EXERCISE DESCRIPTION:
Exactly as given, repeat all of the entries.

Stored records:
◆ ◆ ◆ ◆ ◆ ◆ ◆

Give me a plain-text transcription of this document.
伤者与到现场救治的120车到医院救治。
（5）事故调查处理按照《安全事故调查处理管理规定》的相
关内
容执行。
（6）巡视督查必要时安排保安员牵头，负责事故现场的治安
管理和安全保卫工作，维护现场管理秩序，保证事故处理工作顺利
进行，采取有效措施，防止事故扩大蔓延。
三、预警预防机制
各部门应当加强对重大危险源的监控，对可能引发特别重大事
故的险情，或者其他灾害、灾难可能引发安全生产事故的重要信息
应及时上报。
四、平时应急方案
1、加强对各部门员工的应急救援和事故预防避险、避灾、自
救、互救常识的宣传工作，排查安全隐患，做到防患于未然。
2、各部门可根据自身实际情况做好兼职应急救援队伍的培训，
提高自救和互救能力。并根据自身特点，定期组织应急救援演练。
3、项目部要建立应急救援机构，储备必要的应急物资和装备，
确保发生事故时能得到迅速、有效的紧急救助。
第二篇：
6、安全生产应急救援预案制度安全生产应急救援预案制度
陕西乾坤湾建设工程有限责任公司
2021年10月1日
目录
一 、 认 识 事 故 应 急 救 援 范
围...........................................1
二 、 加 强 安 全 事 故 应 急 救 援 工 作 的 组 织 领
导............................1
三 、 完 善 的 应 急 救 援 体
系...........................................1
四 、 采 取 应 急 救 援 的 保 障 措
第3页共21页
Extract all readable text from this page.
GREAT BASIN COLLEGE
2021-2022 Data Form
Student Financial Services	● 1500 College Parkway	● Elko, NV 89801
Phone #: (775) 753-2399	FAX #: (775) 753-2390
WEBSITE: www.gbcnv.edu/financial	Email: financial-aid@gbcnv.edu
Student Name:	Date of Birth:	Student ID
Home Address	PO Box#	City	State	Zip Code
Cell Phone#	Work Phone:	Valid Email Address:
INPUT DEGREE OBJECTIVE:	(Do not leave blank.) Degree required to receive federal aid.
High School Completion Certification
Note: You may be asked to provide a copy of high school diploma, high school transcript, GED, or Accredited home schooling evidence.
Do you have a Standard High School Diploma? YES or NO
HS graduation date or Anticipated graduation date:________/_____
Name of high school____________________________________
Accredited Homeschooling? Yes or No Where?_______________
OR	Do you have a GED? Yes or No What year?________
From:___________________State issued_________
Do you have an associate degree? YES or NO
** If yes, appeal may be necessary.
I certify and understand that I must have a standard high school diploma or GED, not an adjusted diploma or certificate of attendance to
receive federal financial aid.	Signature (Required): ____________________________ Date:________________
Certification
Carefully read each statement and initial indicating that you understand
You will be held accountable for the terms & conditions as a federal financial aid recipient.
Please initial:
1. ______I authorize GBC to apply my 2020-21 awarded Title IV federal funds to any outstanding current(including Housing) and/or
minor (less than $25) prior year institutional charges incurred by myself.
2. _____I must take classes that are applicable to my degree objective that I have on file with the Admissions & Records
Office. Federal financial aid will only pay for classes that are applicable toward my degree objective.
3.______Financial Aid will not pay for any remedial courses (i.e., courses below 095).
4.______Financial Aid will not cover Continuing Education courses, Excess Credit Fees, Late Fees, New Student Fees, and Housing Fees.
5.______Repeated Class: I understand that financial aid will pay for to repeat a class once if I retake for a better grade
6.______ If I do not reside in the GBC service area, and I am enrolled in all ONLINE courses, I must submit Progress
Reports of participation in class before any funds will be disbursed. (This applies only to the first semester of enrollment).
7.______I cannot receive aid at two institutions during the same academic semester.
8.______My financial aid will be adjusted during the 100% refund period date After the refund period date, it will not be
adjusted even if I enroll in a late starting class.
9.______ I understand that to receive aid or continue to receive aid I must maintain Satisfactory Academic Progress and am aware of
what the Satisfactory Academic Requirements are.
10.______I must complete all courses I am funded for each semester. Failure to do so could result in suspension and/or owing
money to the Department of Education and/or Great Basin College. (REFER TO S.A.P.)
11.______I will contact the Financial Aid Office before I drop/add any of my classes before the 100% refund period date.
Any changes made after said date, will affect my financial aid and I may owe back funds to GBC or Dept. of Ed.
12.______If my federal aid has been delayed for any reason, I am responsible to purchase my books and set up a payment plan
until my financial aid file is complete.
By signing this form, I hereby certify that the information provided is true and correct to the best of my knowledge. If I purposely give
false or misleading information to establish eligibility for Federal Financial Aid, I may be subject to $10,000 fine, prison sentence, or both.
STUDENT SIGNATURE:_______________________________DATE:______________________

◆ ◆ ◆ ◆ ◆ ◆ ◆

RESULT FOR THIS EXERCISE:
Give me a plain-text transcription of this document.
伤者与到现场救治的120车到医院救治。
（5）事故调查处理按照《安全事故调查处理管理规定》的相
关内
容执行。
（6）巡视督查必要时安排保安员牵头，负责事故现场的治安
管理和安全保卫工作，维护现场管理秩序，保证事故处理工作顺利
进行，采取有效措施，防止事故扩大蔓延。
三、预警预防机制
各部门应当加强对重大危险源的监控，对可能引发特别重大事
故的险情，或者其他灾害、灾难可能引发安全生产事故的重要信息
应及时上报。
四、平时应急方案
1、加强对各部门员工的应急救援和事故预防避险、避灾、自
救、互救常识的宣传工作，排查安全隐患，做到防患于未然。
2、各部门可根据自身实际情况做好兼职应急救援队伍的培训，
提高自救和互救能力。并根据自身特点，定期组织应急救援演练。
3、项目部要建立应急救援机构，储备必要的应急物资和装备，
确保发生事故时能得到迅速、有效的紧急救助。
第二篇：
6、安全生产应急救援预案制度安全生产应急救援预案制度
陕西乾坤湾建设工程有限责任公司
2021年10月1日
目录
一 、 认 识 事 故 应 急 救 援 范
围...........................................1
二 、 加 强 安 全 事 故 应 急 救 援 工 作 的 组 织 领
导............................1
三 、 完 善 的 应 急 救 援 体
系...........................................1
四 、 采 取 应 急 救 援 的 保 障 措
第3页共21页
Extract all readable text from this page.
GREAT BASIN COLLEGE
2021-2022 Data Form
Student Financial Services	● 1500 College Parkway	● Elko, NV 89801
Phone #: (775) 753-2399	FAX #: (775) 753-2390
WEBSITE: www.gbcnv.edu/financial	Email: financial-aid@gbcnv.edu
Student Name:	Date of Birth:	Student ID
Home Address	PO Box#	City	State	Zip Code
Cell Phone#	Work Phone:	Valid Email Address:
INPUT DEGREE OBJECTIVE:	(Do not leave blank.) Degree required to receive federal aid.
High School Completion Certification
Note: You may be asked to provide a copy of high school diploma, high school transcript, GED, or Accredited home schooling evidence.
Do you have a Standard High School Diploma? YES or NO
HS graduation date or Anticipated graduation date:________/_____
Name of high school____________________________________
Accredited Homeschooling? Yes or No Where?_______________
OR	Do you have a GED? Yes or No What year?________
From:___________________State issued_________
Do you have an associate degree? YES or NO
** If yes, appeal may be necessary.
I certify and understand that I must have a standard high school diploma or GED, not an adjusted diploma or certificate of attendance to
receive federal financial aid.	Signature (Required): ____________________________ Date:________________
Certification
Carefully read each statement and initial indicating that you understand
You will be held accountable for the terms & conditions as a federal financial aid recipient.
Please initial:
1. ______I authorize GBC to apply my 2020-21 awarded Title IV federal funds to any outstanding current(including Housing) and/or
minor (less than $25) prior year institutional charges incurred by myself.
2. _____I must take classes that are applicable to my degree objective that I have on file with the Admissions & Records
Office. Federal financial aid will only pay for classes that are applicable toward my degree objective.
3.______Financial Aid will not pay for any remedial courses (i.e., courses below 095).
4.______Financial Aid will not cover Continuing Education courses, Excess Credit Fees, Late Fees, New Student Fees, and Housing Fees.
5.______Repeated Class: I understand that financial aid will pay for to repeat a class once if I retake for a better grade
6.______ If I do not reside in the GBC service area, and I am enrolled in all ONLINE courses, I must submit Progress
Reports of participation in class before any funds will be disbursed. (This applies only to the first semester of enrollment).
7.______I cannot receive aid at two institutions during the same academic semester.
8.______My financial aid will be adjusted during the 100% refund period date After the refund period date, it will not be
adjusted even if I enroll in a late starting class.
9.______ I understand that to receive aid or continue to receive aid I must maintain Satisfactory Academic Progress and am aware of
what the Satisfactory Academic Requirements are.
10.______I must complete all courses I am funded for each semester. Failure to do so could result in suspension and/or owing
money to the Department of Education and/or Great Basin College. (REFER TO S.A.P.)
11.______I will contact the Financial Aid Office before I drop/add any of my classes before the 100% refund period date.
Any changes made after said date, will affect my financial aid and I may owe back funds to GBC or Dept. of Ed.
12.______If my federal aid has been delayed for any reason, I am responsible to purchase my books and set up a payment plan
until my financial aid file is complete.
By signing this form, I hereby certify that the information provided is true and correct to the best of my knowledge. If I purposely give
false or misleading information to establish eligibility for Federal Financial Aid, I may be subject to $10,000 fine, prison sentence, or both.
STUDENT SIGNATURE:_______________________________DATE:______________________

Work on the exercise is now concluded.